* [What the task requires]: Each entry is to be output as written, so that none is missing.

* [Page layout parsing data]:
◆ ◆ ◆ ◆

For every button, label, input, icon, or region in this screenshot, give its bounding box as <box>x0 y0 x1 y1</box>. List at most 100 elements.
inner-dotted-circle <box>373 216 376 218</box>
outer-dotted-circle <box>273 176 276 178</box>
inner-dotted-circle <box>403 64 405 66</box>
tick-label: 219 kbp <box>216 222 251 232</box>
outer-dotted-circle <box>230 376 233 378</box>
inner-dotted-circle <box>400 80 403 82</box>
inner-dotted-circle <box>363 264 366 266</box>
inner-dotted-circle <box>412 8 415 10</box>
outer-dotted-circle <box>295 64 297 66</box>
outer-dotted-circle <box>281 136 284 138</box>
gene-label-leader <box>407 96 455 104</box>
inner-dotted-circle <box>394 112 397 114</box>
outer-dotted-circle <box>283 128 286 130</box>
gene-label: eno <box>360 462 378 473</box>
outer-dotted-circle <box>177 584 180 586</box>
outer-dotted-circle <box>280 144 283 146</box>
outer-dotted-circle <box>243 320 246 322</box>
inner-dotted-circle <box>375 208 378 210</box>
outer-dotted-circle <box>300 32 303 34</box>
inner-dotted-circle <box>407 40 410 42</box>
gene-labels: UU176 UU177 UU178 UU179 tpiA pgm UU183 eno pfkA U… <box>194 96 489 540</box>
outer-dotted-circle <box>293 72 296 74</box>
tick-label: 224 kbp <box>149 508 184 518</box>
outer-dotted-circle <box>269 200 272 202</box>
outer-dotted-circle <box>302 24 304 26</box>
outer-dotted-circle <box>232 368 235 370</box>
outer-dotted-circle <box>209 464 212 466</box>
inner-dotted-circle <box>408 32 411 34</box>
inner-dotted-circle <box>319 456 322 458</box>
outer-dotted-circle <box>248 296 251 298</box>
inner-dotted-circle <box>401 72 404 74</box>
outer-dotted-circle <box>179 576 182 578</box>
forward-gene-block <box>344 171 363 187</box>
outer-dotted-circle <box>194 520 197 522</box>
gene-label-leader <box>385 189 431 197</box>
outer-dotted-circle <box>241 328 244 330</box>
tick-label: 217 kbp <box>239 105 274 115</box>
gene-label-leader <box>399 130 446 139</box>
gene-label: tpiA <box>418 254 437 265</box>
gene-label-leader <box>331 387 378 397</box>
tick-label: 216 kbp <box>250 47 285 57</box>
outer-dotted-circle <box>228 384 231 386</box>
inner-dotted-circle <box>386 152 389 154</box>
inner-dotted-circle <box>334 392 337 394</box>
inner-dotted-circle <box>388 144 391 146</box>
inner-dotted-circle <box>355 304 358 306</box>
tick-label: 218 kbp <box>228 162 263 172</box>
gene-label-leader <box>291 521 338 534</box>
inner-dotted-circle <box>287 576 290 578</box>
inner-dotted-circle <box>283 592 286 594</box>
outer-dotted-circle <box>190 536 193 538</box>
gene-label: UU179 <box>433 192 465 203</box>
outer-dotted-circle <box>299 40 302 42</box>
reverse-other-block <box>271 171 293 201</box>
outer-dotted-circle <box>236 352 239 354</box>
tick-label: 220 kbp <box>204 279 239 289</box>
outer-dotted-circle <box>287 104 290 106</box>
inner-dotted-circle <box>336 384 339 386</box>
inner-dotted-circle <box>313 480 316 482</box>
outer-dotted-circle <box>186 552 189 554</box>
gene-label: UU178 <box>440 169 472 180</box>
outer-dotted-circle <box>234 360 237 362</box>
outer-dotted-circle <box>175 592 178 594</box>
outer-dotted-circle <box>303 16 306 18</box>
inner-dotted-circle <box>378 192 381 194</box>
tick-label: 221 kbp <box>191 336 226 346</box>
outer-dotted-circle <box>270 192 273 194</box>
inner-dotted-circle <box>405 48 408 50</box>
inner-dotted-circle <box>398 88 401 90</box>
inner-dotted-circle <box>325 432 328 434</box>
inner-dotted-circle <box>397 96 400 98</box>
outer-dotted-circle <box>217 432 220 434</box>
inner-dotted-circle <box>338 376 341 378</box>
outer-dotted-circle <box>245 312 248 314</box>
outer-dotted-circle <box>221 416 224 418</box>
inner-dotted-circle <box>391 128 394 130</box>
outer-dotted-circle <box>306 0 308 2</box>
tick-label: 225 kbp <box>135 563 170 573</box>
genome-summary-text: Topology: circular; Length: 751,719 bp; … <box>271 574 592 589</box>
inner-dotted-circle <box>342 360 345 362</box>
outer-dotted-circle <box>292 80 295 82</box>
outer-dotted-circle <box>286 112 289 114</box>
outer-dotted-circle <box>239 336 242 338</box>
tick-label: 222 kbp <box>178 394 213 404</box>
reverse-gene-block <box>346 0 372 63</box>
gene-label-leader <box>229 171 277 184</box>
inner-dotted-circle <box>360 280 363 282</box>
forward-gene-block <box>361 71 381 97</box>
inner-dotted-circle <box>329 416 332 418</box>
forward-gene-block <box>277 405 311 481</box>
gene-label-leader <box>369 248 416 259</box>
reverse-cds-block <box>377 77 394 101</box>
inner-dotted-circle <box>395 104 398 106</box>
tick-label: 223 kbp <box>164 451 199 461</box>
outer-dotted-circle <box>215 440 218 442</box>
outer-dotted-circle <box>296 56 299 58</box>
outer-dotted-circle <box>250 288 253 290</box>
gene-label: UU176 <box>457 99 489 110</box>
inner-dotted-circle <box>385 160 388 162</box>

◆ ◆ ◆ ◆

* [Completed task]:
For every button, label, input, icon, or region in this screenshot, give its bounding box as <box>x0 y0 x1 y1</box>. List at most 100 elements.
inner-dotted-circle <box>373 216 376 218</box>
outer-dotted-circle <box>273 176 276 178</box>
inner-dotted-circle <box>403 64 405 66</box>
tick-label: 219 kbp <box>216 222 251 232</box>
outer-dotted-circle <box>230 376 233 378</box>
inner-dotted-circle <box>400 80 403 82</box>
inner-dotted-circle <box>363 264 366 266</box>
inner-dotted-circle <box>412 8 415 10</box>
outer-dotted-circle <box>295 64 297 66</box>
outer-dotted-circle <box>281 136 284 138</box>
gene-label-leader <box>407 96 455 104</box>
inner-dotted-circle <box>394 112 397 114</box>
outer-dotted-circle <box>283 128 286 130</box>
gene-label: eno <box>360 462 378 473</box>
outer-dotted-circle <box>177 584 180 586</box>
outer-dotted-circle <box>280 144 283 146</box>
outer-dotted-circle <box>243 320 246 322</box>
inner-dotted-circle <box>375 208 378 210</box>
outer-dotted-circle <box>300 32 303 34</box>
inner-dotted-circle <box>407 40 410 42</box>
gene-labels: UU176 UU177 UU178 UU179 tpiA pgm UU183 eno pfkA U… <box>194 96 489 540</box>
outer-dotted-circle <box>293 72 296 74</box>
tick-label: 224 kbp <box>149 508 184 518</box>
outer-dotted-circle <box>269 200 272 202</box>
outer-dotted-circle <box>302 24 304 26</box>
outer-dotted-circle <box>232 368 235 370</box>
outer-dotted-circle <box>209 464 212 466</box>
inner-dotted-circle <box>408 32 411 34</box>
inner-dotted-circle <box>319 456 322 458</box>
outer-dotted-circle <box>248 296 251 298</box>
inner-dotted-circle <box>401 72 404 74</box>
outer-dotted-circle <box>179 576 182 578</box>
forward-gene-block <box>344 171 363 187</box>
outer-dotted-circle <box>194 520 197 522</box>
gene-label-leader <box>385 189 431 197</box>
outer-dotted-circle <box>241 328 244 330</box>
tick-label: 217 kbp <box>239 105 274 115</box>
gene-label-leader <box>399 130 446 139</box>
gene-label: tpiA <box>418 254 437 265</box>
gene-label-leader <box>331 387 378 397</box>
tick-label: 216 kbp <box>250 47 285 57</box>
outer-dotted-circle <box>228 384 231 386</box>
inner-dotted-circle <box>386 152 389 154</box>
inner-dotted-circle <box>334 392 337 394</box>
inner-dotted-circle <box>388 144 391 146</box>
inner-dotted-circle <box>355 304 358 306</box>
tick-label: 218 kbp <box>228 162 263 172</box>
gene-label-leader <box>291 521 338 534</box>
inner-dotted-circle <box>287 576 290 578</box>
inner-dotted-circle <box>283 592 286 594</box>
outer-dotted-circle <box>190 536 193 538</box>
gene-label: UU179 <box>433 192 465 203</box>
outer-dotted-circle <box>299 40 302 42</box>
reverse-other-block <box>271 171 293 201</box>
outer-dotted-circle <box>236 352 239 354</box>
tick-label: 220 kbp <box>204 279 239 289</box>
outer-dotted-circle <box>287 104 290 106</box>
inner-dotted-circle <box>336 384 339 386</box>
inner-dotted-circle <box>313 480 316 482</box>
outer-dotted-circle <box>186 552 189 554</box>
gene-label: UU178 <box>440 169 472 180</box>
outer-dotted-circle <box>234 360 237 362</box>
outer-dotted-circle <box>175 592 178 594</box>
outer-dotted-circle <box>303 16 306 18</box>
inner-dotted-circle <box>378 192 381 194</box>
tick-label: 221 kbp <box>191 336 226 346</box>
outer-dotted-circle <box>270 192 273 194</box>
inner-dotted-circle <box>405 48 408 50</box>
inner-dotted-circle <box>398 88 401 90</box>
inner-dotted-circle <box>325 432 328 434</box>
inner-dotted-circle <box>397 96 400 98</box>
outer-dotted-circle <box>217 432 220 434</box>
inner-dotted-circle <box>338 376 341 378</box>
outer-dotted-circle <box>245 312 248 314</box>
outer-dotted-circle <box>221 416 224 418</box>
inner-dotted-circle <box>391 128 394 130</box>
outer-dotted-circle <box>306 0 308 2</box>
tick-label: 225 kbp <box>135 563 170 573</box>
genome-summary-text: Topology: circular; Length: 751,719 bp; … <box>271 574 592 589</box>
inner-dotted-circle <box>342 360 345 362</box>
outer-dotted-circle <box>292 80 295 82</box>
outer-dotted-circle <box>286 112 289 114</box>
outer-dotted-circle <box>239 336 242 338</box>
tick-label: 222 kbp <box>178 394 213 404</box>
reverse-gene-block <box>346 0 372 63</box>
gene-label-leader <box>229 171 277 184</box>
inner-dotted-circle <box>360 280 363 282</box>
forward-gene-block <box>361 71 381 97</box>
inner-dotted-circle <box>329 416 332 418</box>
forward-gene-block <box>277 405 311 481</box>
gene-label-leader <box>369 248 416 259</box>
reverse-cds-block <box>377 77 394 101</box>
inner-dotted-circle <box>395 104 398 106</box>
tick-label: 223 kbp <box>164 451 199 461</box>
outer-dotted-circle <box>215 440 218 442</box>
outer-dotted-circle <box>296 56 299 58</box>
outer-dotted-circle <box>250 288 253 290</box>
gene-label: UU176 <box>457 99 489 110</box>
inner-dotted-circle <box>385 160 388 162</box>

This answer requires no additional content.